--- A block of data ---
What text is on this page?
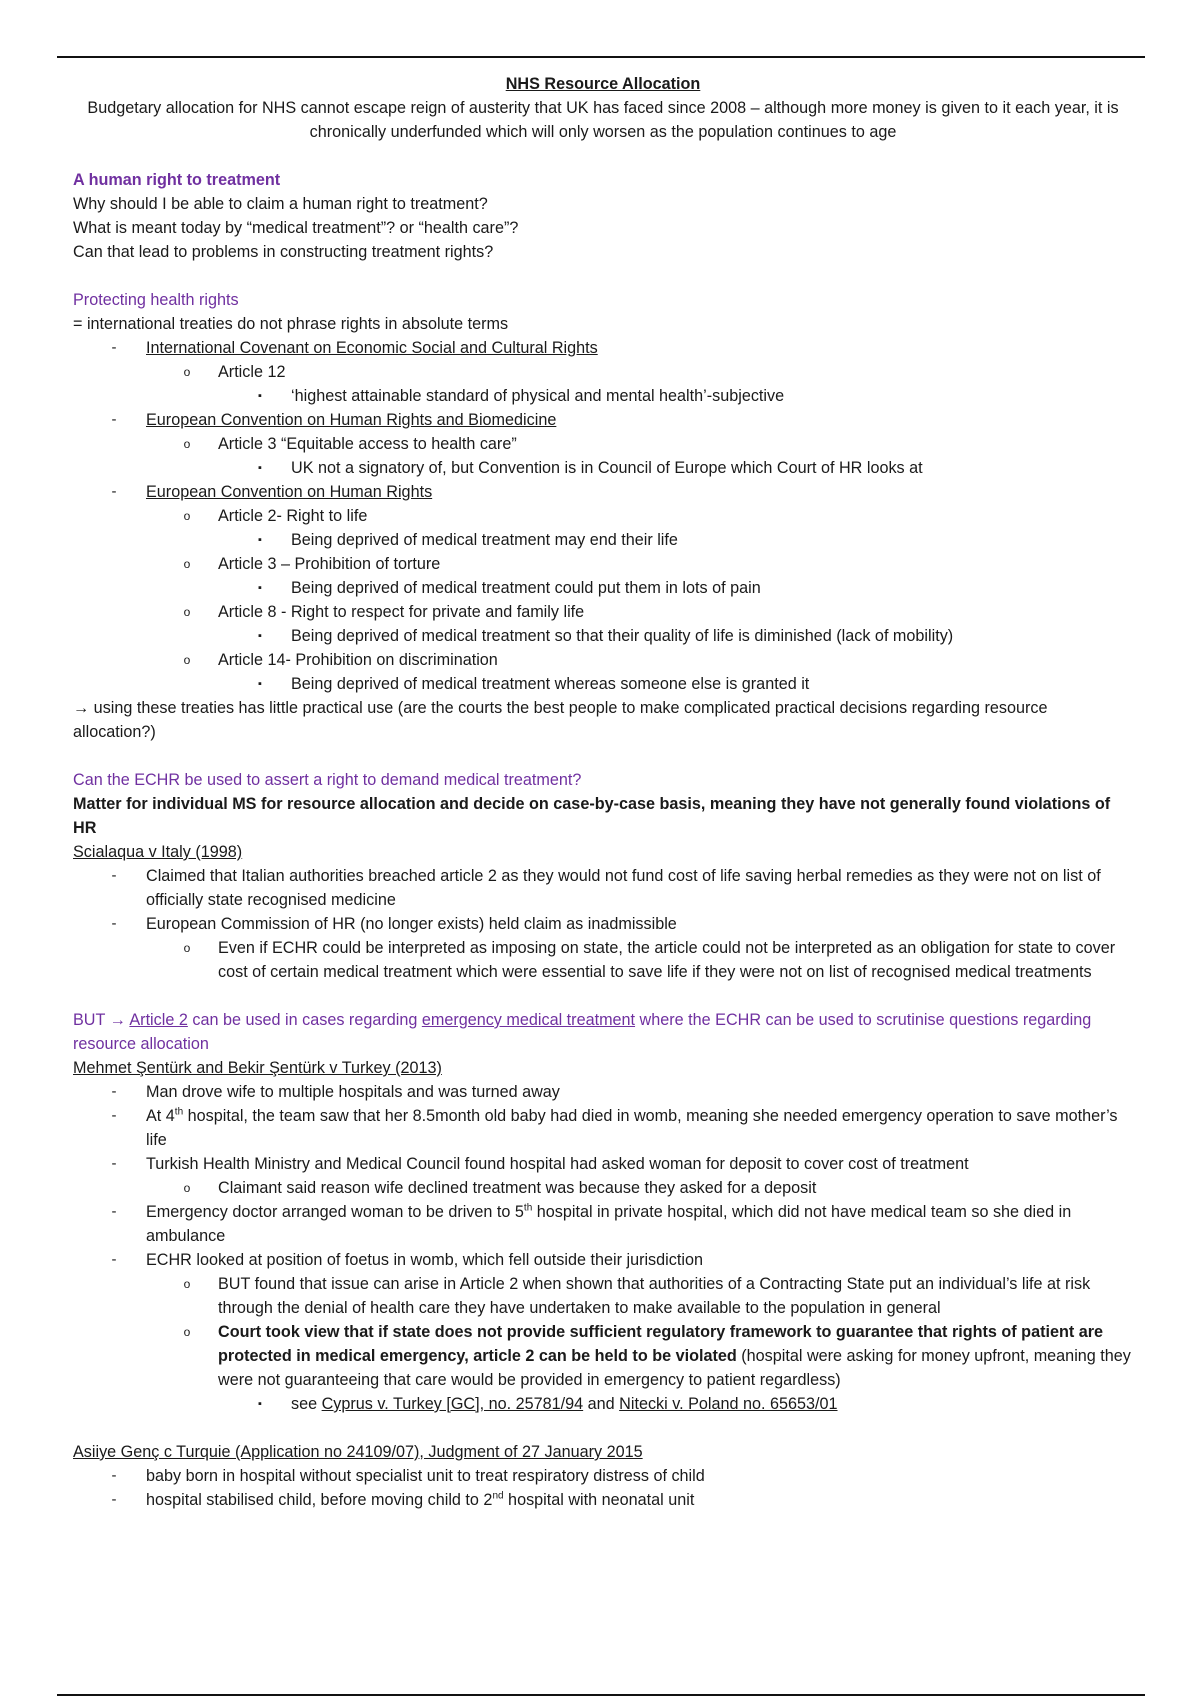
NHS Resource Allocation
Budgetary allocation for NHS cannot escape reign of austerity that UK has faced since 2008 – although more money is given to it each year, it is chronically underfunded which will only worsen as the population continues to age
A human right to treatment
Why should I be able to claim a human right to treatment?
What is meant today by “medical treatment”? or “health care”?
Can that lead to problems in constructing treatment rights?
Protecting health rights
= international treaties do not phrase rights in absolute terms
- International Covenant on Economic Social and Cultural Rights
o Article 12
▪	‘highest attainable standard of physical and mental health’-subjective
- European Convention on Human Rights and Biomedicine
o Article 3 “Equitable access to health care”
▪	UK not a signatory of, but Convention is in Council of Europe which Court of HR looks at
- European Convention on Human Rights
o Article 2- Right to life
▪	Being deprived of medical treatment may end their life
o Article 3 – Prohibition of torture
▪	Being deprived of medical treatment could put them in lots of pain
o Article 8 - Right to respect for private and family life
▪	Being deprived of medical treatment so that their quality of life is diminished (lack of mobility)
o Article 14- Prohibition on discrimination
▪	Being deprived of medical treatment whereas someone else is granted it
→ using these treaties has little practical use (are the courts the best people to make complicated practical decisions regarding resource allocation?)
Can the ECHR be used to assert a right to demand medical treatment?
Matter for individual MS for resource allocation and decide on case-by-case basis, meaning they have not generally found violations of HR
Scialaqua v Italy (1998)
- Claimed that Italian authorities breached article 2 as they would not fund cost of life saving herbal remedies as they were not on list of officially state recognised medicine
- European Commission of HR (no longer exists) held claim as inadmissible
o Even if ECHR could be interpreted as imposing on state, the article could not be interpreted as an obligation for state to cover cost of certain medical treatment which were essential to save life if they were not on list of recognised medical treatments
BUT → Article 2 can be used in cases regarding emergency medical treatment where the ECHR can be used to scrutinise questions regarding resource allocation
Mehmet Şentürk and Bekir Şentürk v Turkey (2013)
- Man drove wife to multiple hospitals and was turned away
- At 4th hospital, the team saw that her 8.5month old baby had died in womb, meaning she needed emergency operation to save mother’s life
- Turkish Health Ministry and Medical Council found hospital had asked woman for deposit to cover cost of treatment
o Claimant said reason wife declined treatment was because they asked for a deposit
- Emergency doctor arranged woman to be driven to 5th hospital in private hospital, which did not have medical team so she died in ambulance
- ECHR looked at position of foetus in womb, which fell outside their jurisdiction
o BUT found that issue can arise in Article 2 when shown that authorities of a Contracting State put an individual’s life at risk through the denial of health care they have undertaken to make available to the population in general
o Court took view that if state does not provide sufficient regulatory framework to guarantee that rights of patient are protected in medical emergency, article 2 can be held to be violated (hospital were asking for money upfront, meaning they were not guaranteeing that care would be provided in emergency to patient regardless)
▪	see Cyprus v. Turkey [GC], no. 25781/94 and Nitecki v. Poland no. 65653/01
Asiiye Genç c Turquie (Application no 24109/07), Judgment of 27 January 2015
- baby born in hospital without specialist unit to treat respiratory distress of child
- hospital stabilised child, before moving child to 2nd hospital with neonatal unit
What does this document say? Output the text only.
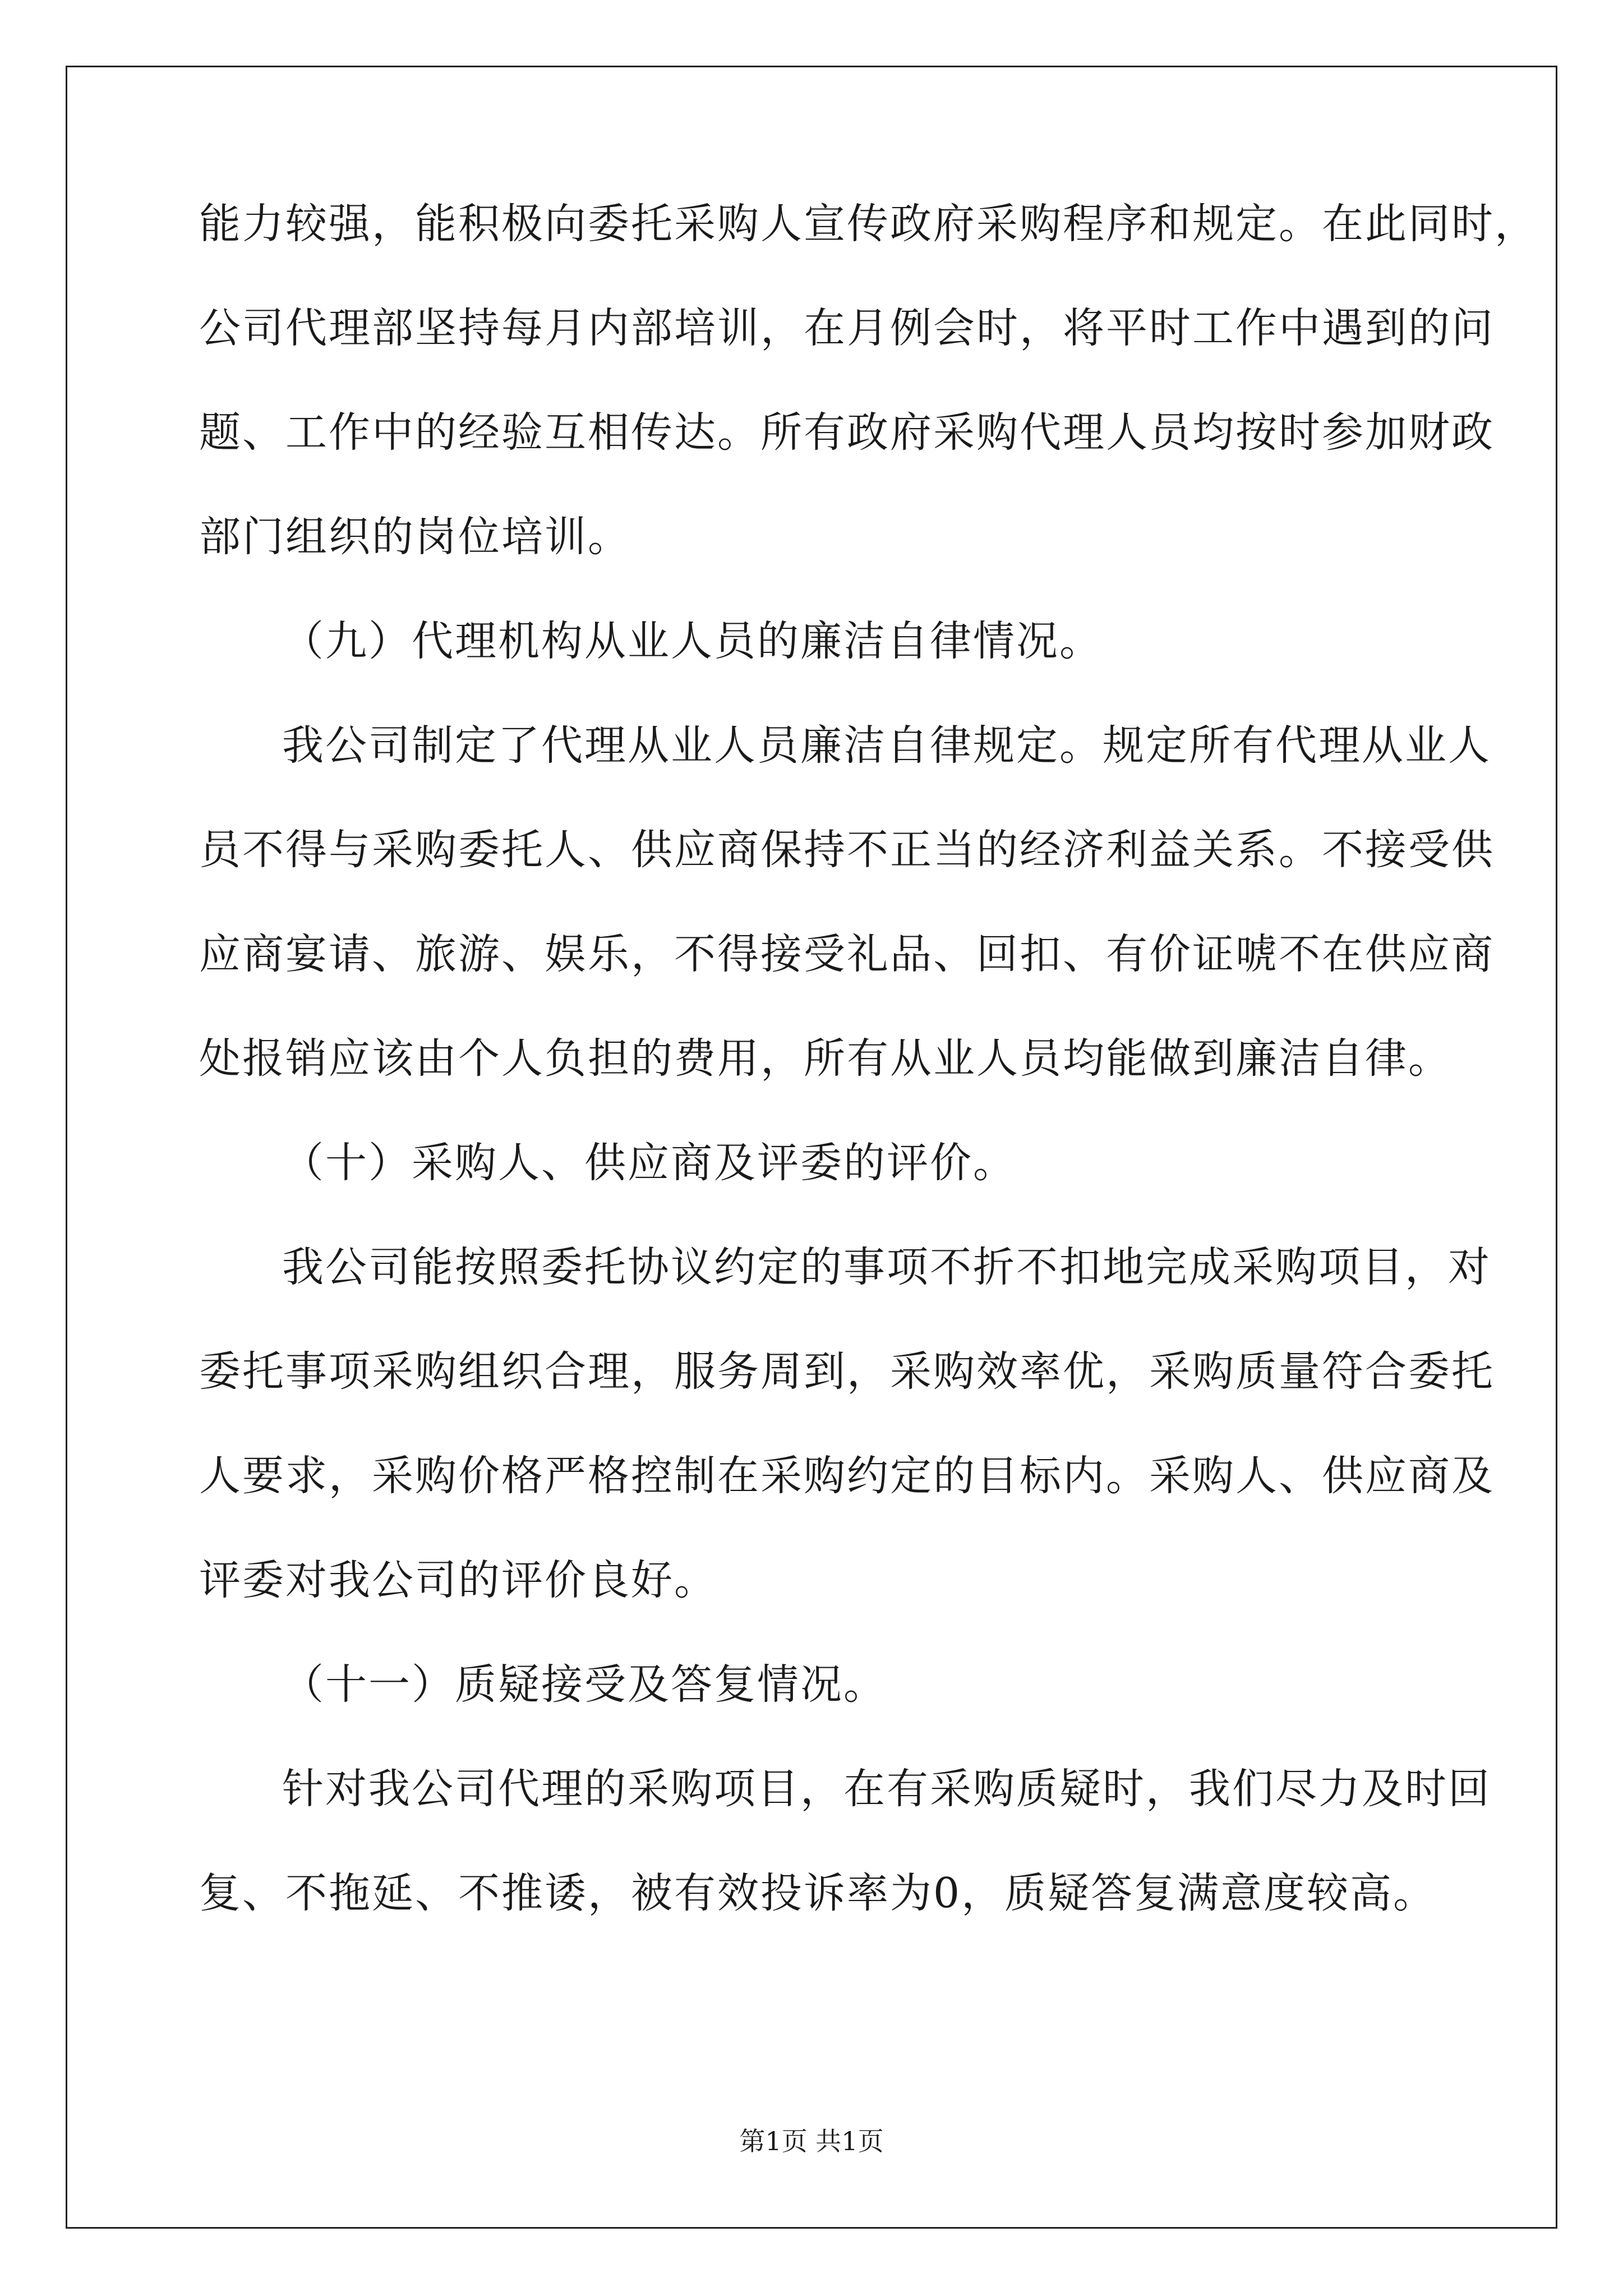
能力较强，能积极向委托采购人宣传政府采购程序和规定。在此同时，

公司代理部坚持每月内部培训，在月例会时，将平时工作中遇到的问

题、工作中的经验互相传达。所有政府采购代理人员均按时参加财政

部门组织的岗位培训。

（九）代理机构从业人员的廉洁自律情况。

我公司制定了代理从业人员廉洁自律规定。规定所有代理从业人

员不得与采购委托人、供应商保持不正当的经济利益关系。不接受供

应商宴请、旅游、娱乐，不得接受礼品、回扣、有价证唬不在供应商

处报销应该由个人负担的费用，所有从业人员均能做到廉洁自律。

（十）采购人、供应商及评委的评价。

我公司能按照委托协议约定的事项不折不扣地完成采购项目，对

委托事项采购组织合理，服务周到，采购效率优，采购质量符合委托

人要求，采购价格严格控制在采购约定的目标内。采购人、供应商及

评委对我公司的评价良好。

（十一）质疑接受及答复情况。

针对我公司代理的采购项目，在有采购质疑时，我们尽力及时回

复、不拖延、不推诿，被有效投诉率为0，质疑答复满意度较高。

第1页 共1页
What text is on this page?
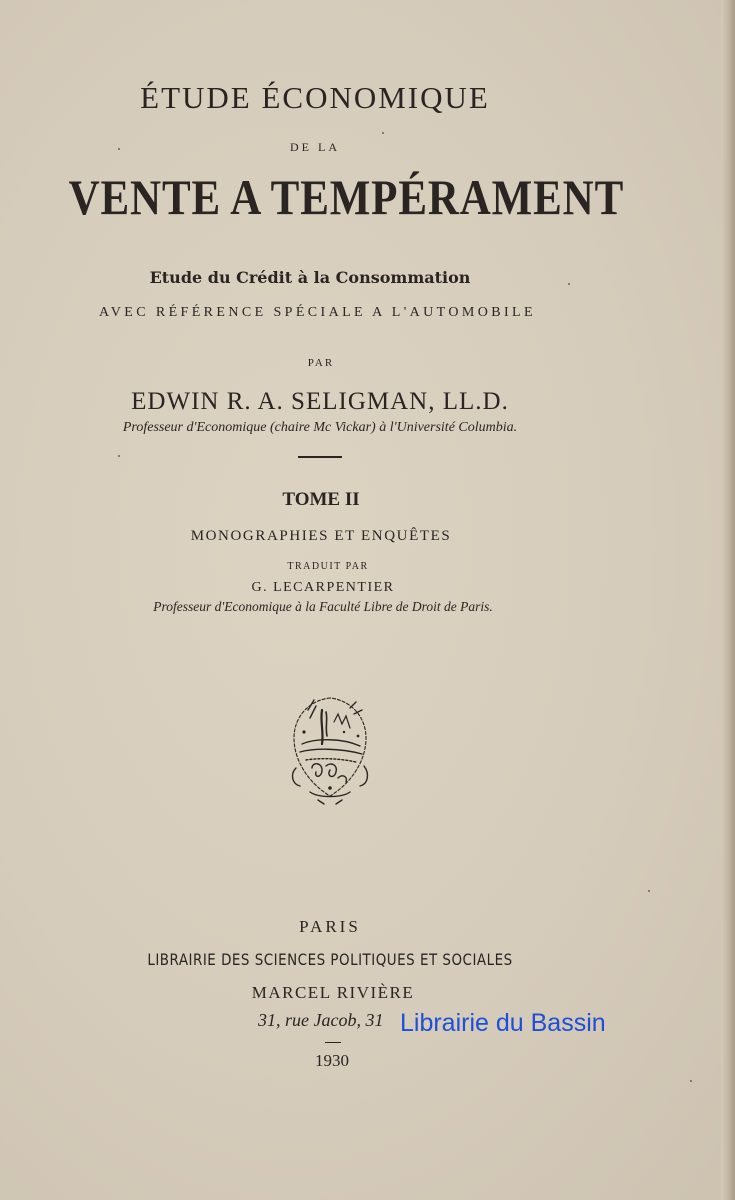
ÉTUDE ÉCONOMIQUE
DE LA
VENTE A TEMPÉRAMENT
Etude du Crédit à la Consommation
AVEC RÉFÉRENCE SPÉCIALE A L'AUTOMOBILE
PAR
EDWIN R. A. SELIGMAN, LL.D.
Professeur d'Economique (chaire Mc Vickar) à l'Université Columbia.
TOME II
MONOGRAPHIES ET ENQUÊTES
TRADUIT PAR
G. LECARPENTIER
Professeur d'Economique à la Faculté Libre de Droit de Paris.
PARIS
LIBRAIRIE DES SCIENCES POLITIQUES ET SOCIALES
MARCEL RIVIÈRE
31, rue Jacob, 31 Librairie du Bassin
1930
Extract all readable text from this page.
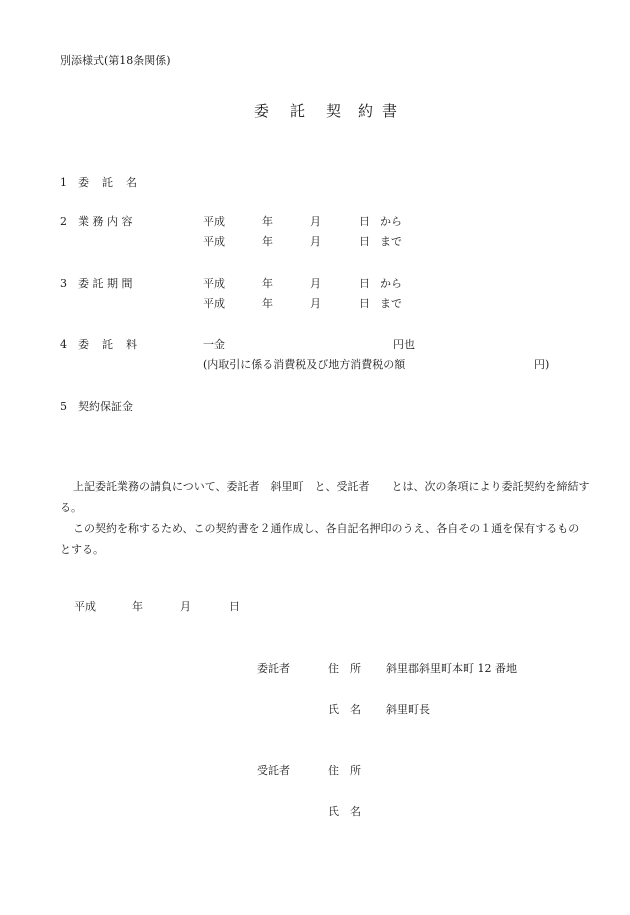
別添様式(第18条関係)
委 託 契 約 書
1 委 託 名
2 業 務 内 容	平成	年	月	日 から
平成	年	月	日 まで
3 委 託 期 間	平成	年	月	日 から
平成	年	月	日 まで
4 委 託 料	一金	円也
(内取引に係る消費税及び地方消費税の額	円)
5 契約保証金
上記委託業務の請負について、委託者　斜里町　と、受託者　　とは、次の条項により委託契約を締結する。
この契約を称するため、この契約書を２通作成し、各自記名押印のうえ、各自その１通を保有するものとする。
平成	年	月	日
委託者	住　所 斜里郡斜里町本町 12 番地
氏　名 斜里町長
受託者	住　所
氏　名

--- Task description ---
Work out how many lines in the records above hold the string "died", then give only that count.

--- Response ---
2